To be done: Reproduce the records exactly.
┄┄┄┄┄┄┄┄┄┄┄┄┄┄┄┄┄┄┄┄
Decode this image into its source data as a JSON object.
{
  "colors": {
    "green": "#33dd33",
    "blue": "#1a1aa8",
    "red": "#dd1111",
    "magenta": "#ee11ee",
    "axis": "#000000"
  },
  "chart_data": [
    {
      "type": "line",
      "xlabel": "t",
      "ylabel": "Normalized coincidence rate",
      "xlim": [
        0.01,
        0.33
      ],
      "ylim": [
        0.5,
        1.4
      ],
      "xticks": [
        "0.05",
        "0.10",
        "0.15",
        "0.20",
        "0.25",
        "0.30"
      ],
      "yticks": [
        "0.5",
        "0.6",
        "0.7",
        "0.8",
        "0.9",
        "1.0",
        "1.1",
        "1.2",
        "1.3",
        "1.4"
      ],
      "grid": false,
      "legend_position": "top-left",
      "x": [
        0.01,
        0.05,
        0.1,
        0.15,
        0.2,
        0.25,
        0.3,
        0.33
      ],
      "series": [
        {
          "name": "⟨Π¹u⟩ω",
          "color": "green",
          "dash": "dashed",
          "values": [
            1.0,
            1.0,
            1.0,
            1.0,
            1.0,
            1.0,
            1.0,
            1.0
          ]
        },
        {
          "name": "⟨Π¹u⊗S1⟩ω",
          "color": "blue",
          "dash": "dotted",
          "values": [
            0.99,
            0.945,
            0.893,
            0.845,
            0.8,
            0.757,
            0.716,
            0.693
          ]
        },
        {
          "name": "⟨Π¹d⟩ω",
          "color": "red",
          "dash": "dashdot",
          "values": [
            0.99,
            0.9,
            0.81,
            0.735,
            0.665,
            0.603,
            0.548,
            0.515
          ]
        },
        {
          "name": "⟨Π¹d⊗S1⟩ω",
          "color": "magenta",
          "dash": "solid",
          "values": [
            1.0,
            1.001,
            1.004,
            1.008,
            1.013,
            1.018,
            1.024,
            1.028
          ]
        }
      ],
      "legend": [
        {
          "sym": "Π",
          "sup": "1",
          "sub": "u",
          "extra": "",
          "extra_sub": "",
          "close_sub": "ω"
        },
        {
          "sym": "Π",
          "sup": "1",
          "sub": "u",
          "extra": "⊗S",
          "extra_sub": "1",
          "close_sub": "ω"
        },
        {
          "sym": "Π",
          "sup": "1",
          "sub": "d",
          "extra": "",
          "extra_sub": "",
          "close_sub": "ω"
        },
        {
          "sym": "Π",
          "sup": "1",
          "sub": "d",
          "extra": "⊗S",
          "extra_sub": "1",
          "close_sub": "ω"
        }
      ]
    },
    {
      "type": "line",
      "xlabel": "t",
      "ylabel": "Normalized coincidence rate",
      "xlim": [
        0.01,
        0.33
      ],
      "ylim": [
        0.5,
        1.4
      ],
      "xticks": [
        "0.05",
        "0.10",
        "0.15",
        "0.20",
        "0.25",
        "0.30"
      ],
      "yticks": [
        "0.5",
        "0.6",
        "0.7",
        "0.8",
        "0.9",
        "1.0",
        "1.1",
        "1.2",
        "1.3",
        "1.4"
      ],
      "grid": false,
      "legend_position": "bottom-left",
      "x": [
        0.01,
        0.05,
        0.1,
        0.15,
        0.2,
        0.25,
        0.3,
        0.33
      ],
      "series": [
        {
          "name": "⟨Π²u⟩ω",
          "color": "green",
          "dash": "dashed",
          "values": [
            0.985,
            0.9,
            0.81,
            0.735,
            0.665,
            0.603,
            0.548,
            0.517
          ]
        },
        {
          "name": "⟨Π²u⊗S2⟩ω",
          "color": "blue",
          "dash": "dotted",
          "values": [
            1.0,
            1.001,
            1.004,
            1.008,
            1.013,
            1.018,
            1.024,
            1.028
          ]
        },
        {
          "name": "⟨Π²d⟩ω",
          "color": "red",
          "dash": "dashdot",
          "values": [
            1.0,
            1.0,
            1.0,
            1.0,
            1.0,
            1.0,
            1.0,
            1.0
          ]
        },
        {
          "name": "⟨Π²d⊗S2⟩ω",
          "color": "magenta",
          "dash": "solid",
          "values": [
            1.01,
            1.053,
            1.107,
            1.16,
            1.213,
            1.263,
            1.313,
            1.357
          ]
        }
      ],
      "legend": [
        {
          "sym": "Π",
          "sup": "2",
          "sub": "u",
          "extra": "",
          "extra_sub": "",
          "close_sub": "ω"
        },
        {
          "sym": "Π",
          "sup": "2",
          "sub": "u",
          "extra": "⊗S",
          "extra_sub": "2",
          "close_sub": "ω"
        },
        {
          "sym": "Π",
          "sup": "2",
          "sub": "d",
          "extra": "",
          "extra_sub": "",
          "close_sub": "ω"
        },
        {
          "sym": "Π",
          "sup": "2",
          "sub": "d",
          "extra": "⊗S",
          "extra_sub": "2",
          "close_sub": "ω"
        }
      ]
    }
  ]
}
┄┄┄┄┄┄┄┄┄┄┄┄┄┄┄┄┄┄┄┄
Correct response:
Decode this image into its source data as a JSON object.
{
  "colors": {
    "green": "#33dd33",
    "blue": "#1a1aa8",
    "red": "#dd1111",
    "magenta": "#ee11ee",
    "axis": "#000000"
  },
  "chart_data": [
    {
      "type": "line",
      "xlabel": "t",
      "ylabel": "Normalized coincidence rate",
      "xlim": [
        0.01,
        0.33
      ],
      "ylim": [
        0.5,
        1.4
      ],
      "xticks": [
        "0.05",
        "0.10",
        "0.15",
        "0.20",
        "0.25",
        "0.30"
      ],
      "yticks": [
        "0.5",
        "0.6",
        "0.7",
        "0.8",
        "0.9",
        "1.0",
        "1.1",
        "1.2",
        "1.3",
        "1.4"
      ],
      "grid": false,
      "legend_position": "top-left",
      "x": [
        0.01,
        0.05,
        0.1,
        0.15,
        0.2,
        0.25,
        0.3,
        0.33
      ],
      "series": [
        {
          "name": "⟨Π¹u⟩ω",
          "color": "green",
          "dash": "dashed",
          "values": [
            1.0,
            1.0,
            1.0,
            1.0,
            1.0,
            1.0,
            1.0,
            1.0
          ]
        },
        {
          "name": "⟨Π¹u⊗S1⟩ω",
          "color": "blue",
          "dash": "dotted",
          "values": [
            0.99,
            0.945,
            0.893,
            0.845,
            0.8,
            0.757,
            0.716,
            0.693
          ]
        },
        {
          "name": "⟨Π¹d⟩ω",
          "color": "red",
          "dash": "dashdot",
          "values": [
            0.99,
            0.9,
            0.81,
            0.735,
            0.665,
            0.603,
            0.548,
            0.515
          ]
        },
        {
          "name": "⟨Π¹d⊗S1⟩ω",
          "color": "magenta",
          "dash": "solid",
          "values": [
            1.0,
            1.001,
            1.004,
            1.008,
            1.013,
            1.018,
            1.024,
            1.028
          ]
        }
      ],
      "legend": [
        {
          "sym": "Π",
          "sup": "1",
          "sub": "u",
          "extra": "",
          "extra_sub": "",
          "close_sub": "ω"
        },
        {
          "sym": "Π",
          "sup": "1",
          "sub": "u",
          "extra": "⊗S",
          "extra_sub": "1",
          "close_sub": "ω"
        },
        {
          "sym": "Π",
          "sup": "1",
          "sub": "d",
          "extra": "",
          "extra_sub": "",
          "close_sub": "ω"
        },
        {
          "sym": "Π",
          "sup": "1",
          "sub": "d",
          "extra": "⊗S",
          "extra_sub": "1",
          "close_sub": "ω"
        }
      ]
    },
    {
      "type": "line",
      "xlabel": "t",
      "ylabel": "Normalized coincidence rate",
      "xlim": [
        0.01,
        0.33
      ],
      "ylim": [
        0.5,
        1.4
      ],
      "xticks": [
        "0.05",
        "0.10",
        "0.15",
        "0.20",
        "0.25",
        "0.30"
      ],
      "yticks": [
        "0.5",
        "0.6",
        "0.7",
        "0.8",
        "0.9",
        "1.0",
        "1.1",
        "1.2",
        "1.3",
        "1.4"
      ],
      "grid": false,
      "legend_position": "bottom-left",
      "x": [
        0.01,
        0.05,
        0.1,
        0.15,
        0.2,
        0.25,
        0.3,
        0.33
      ],
      "series": [
        {
          "name": "⟨Π²u⟩ω",
          "color": "green",
          "dash": "dashed",
          "values": [
            0.985,
            0.9,
            0.81,
            0.735,
            0.665,
            0.603,
            0.548,
            0.517
          ]
        },
        {
          "name": "⟨Π²u⊗S2⟩ω",
          "color": "blue",
          "dash": "dotted",
          "values": [
            1.0,
            1.001,
            1.004,
            1.008,
            1.013,
            1.018,
            1.024,
            1.028
          ]
        },
        {
          "name": "⟨Π²d⟩ω",
          "color": "red",
          "dash": "dashdot",
          "values": [
            1.0,
            1.0,
            1.0,
            1.0,
            1.0,
            1.0,
            1.0,
            1.0
          ]
        },
        {
          "name": "⟨Π²d⊗S2⟩ω",
          "color": "magenta",
          "dash": "solid",
          "values": [
            1.01,
            1.053,
            1.107,
            1.16,
            1.213,
            1.263,
            1.313,
            1.357
          ]
        }
      ],
      "legend": [
        {
          "sym": "Π",
          "sup": "2",
          "sub": "u",
          "extra": "",
          "extra_sub": "",
          "close_sub": "ω"
        },
        {
          "sym": "Π",
          "sup": "2",
          "sub": "u",
          "extra": "⊗S",
          "extra_sub": "2",
          "close_sub": "ω"
        },
        {
          "sym": "Π",
          "sup": "2",
          "sub": "d",
          "extra": "",
          "extra_sub": "",
          "close_sub": "ω"
        },
        {
          "sym": "Π",
          "sup": "2",
          "sub": "d",
          "extra": "⊗S",
          "extra_sub": "2",
          "close_sub": "ω"
        }
      ]
    }
  ]
}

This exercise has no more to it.